Find and copy every line in the records that includes the string "minutes".

================

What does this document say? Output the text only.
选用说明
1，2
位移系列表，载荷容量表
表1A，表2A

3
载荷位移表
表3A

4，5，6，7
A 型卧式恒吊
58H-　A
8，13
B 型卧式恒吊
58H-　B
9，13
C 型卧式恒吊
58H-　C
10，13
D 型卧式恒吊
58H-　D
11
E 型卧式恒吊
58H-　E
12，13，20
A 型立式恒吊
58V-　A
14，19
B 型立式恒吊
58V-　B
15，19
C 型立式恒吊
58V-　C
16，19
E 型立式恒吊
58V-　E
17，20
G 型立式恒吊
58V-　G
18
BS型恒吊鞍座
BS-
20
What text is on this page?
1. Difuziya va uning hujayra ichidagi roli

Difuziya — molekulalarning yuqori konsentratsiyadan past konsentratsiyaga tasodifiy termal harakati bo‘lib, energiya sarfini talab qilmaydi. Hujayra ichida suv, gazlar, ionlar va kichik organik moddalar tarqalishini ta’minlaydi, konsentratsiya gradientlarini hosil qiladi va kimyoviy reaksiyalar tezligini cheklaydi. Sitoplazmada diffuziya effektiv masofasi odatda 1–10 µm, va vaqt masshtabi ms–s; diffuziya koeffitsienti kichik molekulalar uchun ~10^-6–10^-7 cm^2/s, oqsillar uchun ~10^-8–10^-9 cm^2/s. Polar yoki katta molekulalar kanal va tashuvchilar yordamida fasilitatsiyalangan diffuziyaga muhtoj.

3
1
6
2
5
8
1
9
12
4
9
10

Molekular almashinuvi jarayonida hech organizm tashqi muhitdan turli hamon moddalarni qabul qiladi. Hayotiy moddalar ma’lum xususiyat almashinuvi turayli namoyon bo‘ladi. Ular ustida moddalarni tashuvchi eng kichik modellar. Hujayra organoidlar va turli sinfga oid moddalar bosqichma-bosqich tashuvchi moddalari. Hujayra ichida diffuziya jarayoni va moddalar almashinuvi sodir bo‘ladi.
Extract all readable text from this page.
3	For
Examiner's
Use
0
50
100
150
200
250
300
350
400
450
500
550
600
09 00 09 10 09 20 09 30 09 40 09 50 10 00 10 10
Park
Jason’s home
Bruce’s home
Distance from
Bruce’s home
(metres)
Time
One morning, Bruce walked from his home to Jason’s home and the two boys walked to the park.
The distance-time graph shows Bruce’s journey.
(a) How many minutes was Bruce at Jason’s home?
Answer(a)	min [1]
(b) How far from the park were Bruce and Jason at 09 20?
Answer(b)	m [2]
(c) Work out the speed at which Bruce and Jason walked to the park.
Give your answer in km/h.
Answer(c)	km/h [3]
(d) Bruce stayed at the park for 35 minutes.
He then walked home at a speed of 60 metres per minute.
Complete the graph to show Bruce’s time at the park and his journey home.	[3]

================

▶ _Solution to the problem_
(a) How many minutes was Bruce at Jason’s home?
(d) Bruce stayed at the park for 35 minutes.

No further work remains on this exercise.